Supplied data:
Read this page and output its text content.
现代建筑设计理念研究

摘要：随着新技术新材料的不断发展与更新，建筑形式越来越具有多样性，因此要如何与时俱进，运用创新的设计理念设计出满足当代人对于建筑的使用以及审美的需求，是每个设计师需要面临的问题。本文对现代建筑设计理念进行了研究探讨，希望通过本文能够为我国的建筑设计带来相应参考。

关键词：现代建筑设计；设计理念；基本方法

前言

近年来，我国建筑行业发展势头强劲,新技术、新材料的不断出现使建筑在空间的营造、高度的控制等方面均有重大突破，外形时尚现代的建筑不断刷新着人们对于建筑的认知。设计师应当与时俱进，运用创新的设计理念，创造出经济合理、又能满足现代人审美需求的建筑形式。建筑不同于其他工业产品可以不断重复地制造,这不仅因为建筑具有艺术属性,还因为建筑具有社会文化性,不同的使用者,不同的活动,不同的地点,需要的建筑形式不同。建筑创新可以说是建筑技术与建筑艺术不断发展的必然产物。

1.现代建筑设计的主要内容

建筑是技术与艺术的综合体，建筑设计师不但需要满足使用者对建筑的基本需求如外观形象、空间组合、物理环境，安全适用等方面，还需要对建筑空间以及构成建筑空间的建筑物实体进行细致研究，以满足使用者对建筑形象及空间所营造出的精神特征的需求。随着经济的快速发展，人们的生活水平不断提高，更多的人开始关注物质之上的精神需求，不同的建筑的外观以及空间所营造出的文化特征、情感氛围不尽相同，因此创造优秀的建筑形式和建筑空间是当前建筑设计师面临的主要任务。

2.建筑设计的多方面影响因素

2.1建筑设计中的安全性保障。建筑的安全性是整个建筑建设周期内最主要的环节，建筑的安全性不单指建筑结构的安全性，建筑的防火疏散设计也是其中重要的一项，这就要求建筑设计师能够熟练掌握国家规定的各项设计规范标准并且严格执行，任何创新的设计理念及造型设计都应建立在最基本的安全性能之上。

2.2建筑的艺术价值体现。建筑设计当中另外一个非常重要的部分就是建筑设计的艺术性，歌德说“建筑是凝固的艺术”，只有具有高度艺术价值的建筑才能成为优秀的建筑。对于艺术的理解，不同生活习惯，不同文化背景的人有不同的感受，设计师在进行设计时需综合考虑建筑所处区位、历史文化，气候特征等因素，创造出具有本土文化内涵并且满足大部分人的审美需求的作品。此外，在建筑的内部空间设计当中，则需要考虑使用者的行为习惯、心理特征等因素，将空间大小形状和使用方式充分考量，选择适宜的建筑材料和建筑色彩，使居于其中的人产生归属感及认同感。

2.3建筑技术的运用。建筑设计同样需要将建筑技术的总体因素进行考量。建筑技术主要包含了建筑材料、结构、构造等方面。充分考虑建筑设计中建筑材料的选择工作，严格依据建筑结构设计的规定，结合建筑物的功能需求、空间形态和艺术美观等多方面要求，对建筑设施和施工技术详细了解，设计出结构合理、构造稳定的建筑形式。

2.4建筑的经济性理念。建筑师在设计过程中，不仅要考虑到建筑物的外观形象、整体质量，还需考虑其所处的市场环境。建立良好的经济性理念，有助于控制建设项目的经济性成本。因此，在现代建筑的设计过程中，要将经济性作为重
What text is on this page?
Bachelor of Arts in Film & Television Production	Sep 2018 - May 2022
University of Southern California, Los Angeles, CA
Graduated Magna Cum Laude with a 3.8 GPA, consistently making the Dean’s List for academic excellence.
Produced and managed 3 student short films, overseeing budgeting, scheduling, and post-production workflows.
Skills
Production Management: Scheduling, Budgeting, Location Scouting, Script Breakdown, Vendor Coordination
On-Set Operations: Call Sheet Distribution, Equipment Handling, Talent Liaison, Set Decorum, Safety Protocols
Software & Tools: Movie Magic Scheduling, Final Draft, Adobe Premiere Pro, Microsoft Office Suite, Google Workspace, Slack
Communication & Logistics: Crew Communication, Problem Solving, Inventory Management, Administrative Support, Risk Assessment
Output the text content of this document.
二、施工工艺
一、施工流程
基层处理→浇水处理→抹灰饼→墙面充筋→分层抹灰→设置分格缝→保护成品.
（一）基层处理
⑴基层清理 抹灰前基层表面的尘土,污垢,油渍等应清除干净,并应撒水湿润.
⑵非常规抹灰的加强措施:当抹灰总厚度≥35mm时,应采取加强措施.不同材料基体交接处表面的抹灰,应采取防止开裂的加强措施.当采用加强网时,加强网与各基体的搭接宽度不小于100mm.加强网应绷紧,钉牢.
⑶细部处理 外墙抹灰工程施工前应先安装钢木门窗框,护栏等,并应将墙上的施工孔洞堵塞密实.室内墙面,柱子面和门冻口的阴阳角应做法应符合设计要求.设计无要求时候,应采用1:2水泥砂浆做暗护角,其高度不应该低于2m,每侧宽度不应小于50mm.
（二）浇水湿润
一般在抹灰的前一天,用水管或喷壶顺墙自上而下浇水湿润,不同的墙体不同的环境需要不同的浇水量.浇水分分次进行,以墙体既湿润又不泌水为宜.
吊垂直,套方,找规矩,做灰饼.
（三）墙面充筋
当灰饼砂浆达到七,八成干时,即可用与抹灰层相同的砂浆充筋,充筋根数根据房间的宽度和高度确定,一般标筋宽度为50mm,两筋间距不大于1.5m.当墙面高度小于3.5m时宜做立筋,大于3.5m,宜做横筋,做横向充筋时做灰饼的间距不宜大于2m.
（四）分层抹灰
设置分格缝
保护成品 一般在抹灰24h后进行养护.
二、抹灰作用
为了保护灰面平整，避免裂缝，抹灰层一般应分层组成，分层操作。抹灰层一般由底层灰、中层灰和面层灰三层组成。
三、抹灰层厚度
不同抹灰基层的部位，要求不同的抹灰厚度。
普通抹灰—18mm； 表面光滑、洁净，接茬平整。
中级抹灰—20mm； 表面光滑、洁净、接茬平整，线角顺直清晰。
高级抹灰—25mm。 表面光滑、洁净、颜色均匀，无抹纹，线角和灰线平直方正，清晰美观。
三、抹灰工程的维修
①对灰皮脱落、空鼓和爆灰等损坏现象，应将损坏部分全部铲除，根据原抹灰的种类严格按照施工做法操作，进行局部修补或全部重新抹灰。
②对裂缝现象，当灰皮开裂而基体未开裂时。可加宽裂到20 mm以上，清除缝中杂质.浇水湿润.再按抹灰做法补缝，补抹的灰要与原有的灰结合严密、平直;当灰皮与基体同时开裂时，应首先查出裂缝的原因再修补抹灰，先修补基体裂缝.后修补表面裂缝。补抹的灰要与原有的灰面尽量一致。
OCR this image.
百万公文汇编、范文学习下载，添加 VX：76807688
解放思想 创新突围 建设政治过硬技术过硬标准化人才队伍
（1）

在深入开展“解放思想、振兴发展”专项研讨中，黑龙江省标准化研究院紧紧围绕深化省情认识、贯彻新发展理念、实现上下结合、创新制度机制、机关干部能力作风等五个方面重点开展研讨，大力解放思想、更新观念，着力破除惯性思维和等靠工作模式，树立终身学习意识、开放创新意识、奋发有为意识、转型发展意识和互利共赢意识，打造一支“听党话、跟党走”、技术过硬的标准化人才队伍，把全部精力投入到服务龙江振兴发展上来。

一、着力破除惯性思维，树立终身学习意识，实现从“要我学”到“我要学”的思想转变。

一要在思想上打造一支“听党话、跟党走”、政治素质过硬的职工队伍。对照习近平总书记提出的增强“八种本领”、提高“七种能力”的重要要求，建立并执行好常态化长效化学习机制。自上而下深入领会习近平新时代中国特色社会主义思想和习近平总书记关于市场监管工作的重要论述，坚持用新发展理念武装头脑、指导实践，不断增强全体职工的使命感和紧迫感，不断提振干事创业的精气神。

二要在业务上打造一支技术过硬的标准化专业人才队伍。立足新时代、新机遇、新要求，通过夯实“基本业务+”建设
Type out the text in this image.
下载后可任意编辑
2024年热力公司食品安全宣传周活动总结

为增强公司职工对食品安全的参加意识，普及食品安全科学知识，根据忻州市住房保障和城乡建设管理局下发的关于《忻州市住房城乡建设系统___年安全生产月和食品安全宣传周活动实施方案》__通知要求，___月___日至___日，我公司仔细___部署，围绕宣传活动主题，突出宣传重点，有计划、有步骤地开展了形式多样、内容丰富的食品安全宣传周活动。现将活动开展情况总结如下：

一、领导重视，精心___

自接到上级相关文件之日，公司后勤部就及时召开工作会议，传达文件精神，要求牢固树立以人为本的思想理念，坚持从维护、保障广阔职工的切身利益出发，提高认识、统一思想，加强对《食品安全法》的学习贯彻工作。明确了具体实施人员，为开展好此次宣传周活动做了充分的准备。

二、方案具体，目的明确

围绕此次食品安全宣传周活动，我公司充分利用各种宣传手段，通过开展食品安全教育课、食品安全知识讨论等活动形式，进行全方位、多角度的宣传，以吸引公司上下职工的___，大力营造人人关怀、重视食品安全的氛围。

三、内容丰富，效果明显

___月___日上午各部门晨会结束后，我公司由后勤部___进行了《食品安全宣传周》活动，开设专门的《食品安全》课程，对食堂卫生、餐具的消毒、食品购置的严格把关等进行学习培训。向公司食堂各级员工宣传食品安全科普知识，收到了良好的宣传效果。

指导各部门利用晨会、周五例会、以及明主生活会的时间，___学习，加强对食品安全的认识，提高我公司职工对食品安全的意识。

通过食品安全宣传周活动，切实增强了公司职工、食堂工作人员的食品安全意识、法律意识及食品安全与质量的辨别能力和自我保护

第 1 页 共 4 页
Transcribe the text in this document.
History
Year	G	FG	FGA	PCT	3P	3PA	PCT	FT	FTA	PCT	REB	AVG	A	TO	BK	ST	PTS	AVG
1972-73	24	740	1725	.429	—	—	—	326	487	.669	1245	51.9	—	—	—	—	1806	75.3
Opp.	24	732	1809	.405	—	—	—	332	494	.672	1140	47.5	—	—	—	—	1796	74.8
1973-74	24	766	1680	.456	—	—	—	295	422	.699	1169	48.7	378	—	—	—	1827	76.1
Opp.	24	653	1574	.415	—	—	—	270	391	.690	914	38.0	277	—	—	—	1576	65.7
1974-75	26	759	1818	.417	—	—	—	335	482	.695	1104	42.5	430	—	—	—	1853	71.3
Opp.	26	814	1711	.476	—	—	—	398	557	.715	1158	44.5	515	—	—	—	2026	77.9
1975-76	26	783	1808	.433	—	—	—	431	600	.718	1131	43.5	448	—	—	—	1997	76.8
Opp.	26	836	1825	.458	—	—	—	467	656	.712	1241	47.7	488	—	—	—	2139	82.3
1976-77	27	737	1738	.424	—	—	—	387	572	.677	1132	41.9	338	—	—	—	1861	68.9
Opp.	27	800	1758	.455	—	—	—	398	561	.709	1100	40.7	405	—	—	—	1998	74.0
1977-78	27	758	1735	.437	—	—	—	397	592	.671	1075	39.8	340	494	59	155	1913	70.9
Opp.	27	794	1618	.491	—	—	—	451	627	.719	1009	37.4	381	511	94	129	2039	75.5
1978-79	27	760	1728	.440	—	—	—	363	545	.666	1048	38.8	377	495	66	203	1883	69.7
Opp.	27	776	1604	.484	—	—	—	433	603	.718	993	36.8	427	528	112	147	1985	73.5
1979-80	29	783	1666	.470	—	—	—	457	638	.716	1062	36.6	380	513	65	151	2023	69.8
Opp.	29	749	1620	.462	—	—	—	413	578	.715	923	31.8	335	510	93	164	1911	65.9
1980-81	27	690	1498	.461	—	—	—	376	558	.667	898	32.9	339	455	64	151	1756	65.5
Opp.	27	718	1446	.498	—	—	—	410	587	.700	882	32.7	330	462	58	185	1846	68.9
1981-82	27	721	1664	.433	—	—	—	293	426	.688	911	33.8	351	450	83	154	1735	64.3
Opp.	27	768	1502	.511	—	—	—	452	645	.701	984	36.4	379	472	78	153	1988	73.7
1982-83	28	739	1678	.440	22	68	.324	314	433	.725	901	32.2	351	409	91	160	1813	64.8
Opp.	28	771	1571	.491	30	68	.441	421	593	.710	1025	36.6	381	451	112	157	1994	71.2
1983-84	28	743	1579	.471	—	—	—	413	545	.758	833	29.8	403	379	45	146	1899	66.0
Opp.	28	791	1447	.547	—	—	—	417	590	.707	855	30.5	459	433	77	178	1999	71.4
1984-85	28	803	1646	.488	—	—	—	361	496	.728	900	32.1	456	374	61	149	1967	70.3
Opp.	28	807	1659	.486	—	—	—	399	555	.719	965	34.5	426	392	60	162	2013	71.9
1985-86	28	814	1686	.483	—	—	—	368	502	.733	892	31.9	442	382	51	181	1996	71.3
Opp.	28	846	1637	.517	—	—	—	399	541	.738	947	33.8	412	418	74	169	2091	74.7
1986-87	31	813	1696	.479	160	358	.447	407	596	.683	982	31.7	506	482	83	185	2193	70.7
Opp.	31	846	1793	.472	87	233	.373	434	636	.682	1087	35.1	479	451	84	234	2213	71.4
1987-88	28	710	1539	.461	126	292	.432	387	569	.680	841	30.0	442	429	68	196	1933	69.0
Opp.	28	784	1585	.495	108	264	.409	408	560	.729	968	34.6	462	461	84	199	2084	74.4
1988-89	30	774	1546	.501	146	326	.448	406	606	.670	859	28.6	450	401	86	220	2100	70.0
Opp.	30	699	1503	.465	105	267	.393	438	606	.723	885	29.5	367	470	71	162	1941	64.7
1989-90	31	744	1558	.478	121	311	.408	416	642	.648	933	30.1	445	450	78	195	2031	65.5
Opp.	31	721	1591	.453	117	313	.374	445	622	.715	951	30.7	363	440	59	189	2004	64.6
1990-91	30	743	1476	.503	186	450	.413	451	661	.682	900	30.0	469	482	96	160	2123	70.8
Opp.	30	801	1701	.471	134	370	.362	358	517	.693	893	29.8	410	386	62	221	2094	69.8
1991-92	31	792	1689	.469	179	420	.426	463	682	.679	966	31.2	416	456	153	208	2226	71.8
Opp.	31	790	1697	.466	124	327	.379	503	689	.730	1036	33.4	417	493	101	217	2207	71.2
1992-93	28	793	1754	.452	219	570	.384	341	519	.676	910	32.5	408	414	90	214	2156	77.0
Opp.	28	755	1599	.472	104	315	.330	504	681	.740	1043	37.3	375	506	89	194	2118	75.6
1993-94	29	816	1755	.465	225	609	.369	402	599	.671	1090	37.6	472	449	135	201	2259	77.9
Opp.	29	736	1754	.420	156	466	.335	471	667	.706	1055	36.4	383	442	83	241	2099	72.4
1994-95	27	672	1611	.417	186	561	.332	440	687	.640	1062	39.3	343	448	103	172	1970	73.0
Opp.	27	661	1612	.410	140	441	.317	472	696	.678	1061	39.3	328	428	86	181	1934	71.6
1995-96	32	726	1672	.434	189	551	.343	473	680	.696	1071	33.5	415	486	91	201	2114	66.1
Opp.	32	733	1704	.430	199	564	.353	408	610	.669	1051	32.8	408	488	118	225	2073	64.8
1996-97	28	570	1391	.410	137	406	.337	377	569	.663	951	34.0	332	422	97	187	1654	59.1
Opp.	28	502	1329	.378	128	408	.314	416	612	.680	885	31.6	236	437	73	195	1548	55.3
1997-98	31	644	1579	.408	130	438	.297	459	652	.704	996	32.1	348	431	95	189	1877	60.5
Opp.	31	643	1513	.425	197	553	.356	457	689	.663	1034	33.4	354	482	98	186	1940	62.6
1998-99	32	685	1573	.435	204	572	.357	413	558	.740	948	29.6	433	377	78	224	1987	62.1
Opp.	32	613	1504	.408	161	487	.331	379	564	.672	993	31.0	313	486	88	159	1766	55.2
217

Exercise details: Go through the material and copy out every line with "保护成品" in it.

Result below:
基层处理→浇水处理→抹灰饼→墙面充筋→分层抹灰→设置分格缝→保护成品.
保护成品 一般在抹灰24h后进行养护.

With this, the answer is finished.